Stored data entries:
+---+

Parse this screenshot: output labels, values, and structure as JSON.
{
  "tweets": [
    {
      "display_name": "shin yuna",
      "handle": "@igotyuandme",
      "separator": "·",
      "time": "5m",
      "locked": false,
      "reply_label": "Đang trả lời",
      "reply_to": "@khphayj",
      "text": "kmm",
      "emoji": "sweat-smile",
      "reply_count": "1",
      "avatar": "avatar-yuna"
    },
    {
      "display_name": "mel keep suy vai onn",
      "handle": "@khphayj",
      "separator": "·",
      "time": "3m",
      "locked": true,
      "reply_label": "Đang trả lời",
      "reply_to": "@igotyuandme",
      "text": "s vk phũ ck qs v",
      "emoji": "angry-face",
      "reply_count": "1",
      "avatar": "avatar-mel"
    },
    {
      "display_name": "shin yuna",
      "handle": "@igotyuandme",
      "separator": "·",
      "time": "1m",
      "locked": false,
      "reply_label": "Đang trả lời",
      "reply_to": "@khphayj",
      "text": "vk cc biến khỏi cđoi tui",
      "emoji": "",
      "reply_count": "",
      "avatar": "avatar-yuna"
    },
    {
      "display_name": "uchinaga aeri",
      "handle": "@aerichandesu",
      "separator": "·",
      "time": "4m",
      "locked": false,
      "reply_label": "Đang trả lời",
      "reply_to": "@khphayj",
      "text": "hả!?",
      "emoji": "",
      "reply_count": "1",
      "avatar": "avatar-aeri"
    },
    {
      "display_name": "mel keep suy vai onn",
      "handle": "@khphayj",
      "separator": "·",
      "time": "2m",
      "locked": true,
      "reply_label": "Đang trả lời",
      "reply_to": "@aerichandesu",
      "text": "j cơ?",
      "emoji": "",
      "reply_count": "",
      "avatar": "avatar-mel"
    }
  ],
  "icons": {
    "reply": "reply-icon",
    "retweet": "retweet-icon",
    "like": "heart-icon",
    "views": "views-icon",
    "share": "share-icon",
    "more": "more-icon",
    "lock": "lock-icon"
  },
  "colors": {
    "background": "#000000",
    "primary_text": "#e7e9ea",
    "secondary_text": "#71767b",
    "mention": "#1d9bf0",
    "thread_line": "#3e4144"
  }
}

+---+

**Exercise brief:** Each entry must be reproduced verbatim.

**Solution:**
Parse this screenshot: output labels, values, and structure as JSON.
{
  "tweets": [
    {
      "display_name": "shin yuna",
      "handle": "@igotyuandme",
      "separator": "·",
      "time": "5m",
      "locked": false,
      "reply_label": "Đang trả lời",
      "reply_to": "@khphayj",
      "text": "kmm",
      "emoji": "sweat-smile",
      "reply_count": "1",
      "avatar": "avatar-yuna"
    },
    {
      "display_name": "mel keep suy vai onn",
      "handle": "@khphayj",
      "separator": "·",
      "time": "3m",
      "locked": true,
      "reply_label": "Đang trả lời",
      "reply_to": "@igotyuandme",
      "text": "s vk phũ ck qs v",
      "emoji": "angry-face",
      "reply_count": "1",
      "avatar": "avatar-mel"
    },
    {
      "display_name": "shin yuna",
      "handle": "@igotyuandme",
      "separator": "·",
      "time": "1m",
      "locked": false,
      "reply_label": "Đang trả lời",
      "reply_to": "@khphayj",
      "text": "vk cc biến khỏi cđoi tui",
      "emoji": "",
      "reply_count": "",
      "avatar": "avatar-yuna"
    },
    {
      "display_name": "uchinaga aeri",
      "handle": "@aerichandesu",
      "separator": "·",
      "time": "4m",
      "locked": false,
      "reply_label": "Đang trả lời",
      "reply_to": "@khphayj",
      "text": "hả!?",
      "emoji": "",
      "reply_count": "1",
      "avatar": "avatar-aeri"
    },
    {
      "display_name": "mel keep suy vai onn",
      "handle": "@khphayj",
      "separator": "·",
      "time": "2m",
      "locked": true,
      "reply_label": "Đang trả lời",
      "reply_to": "@aerichandesu",
      "text": "j cơ?",
      "emoji": "",
      "reply_count": "",
      "avatar": "avatar-mel"
    }
  ],
  "icons": {
    "reply": "reply-icon",
    "retweet": "retweet-icon",
    "like": "heart-icon",
    "views": "views-icon",
    "share": "share-icon",
    "more": "more-icon",
    "lock": "lock-icon"
  },
  "colors": {
    "background": "#000000",
    "primary_text": "#e7e9ea",
    "secondary_text": "#71767b",
    "mention": "#1d9bf0",
    "thread_line": "#3e4144"
  }
}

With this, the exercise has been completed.